→ **To be done**
[1] According to the reply in the forum excerpt, what does the sign say the spot is for?
[2] Repeat the forum excerpt word for word, from "## MacInfoSys (Aug" up to and including "in the past.)".
[3] Summarize the forum excerpt in two sentences.

→ **Source text**
#####
You don't know this guy, he is not your friend, you have no idea how he'll react if confronted. You do not "owe" him any conversation. Might seem harsh - but there are some unstable people in this world...as evidenced in the news. Every. Day.

Good luck -

Scott


----------



## MacInfoSys (Aug 6, 2018)

Ed Woodrick said:


> I'll agree with the no parking. As I'm looking at the Tesla, it doesn't seem to be plugged in.


The car is plugged in. The question is was it finished charging and it was left there overnight to park and happening every single night. As the sign states clearly, it's for charging and not for parking. This does NOT make what the person is doing to the car valid and the actions are clearly vandalism. If Smitty is actively using the spot to just park overnight and charging has completed many hours ago then it makes sense to move the car once that operation is complete as a curtesy to others that could use the spot to also charge. (This is assuming that's what is taking place which I recall Smitty stating this was his actions in the past.)
#####
→ **Dataset content**
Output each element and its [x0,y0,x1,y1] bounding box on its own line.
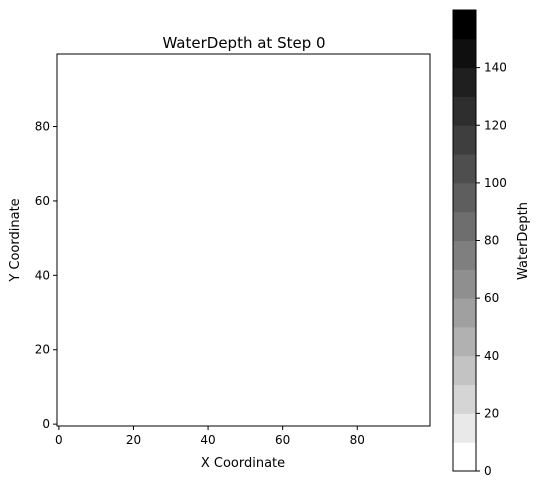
#####
→ **Full solutions**
[1] The sign says the spot is for charging, not for parking.

[2]
## MacInfoSys (Aug 6, 2018)

Ed Woodrick said:


> I'll agree with the no parking. As I'm looking at the Tesla, it doesn't seem to be plugged in.


The car is plugged in. The question is was it finished charging and it was left there overnight to park and happening every single night. As the sign states clearly, it's for charging and not for parking. This does NOT make what the person is doing to the car valid and the actions are clearly vandalism. If Smitty is actively using the spot to just park overnight and charging has completed many hours ago then it makes sense to move the car once that operation is complete as a curtesy to others that could use the spot to also charge. (This is assuming that's what is taking place which I recall Smitty stating this was his actions in the past.)

[3] One post advises against confronting a stranger, saying no conversation is owed to him and that there are unstable people in the world. A reply states that the car is plugged in and that what the person is doing to it is vandalism, but adds that if Smitty is only parking overnight after charging has finished, moving the car once charging is complete would be a courtesy to others who could use the spot to charge.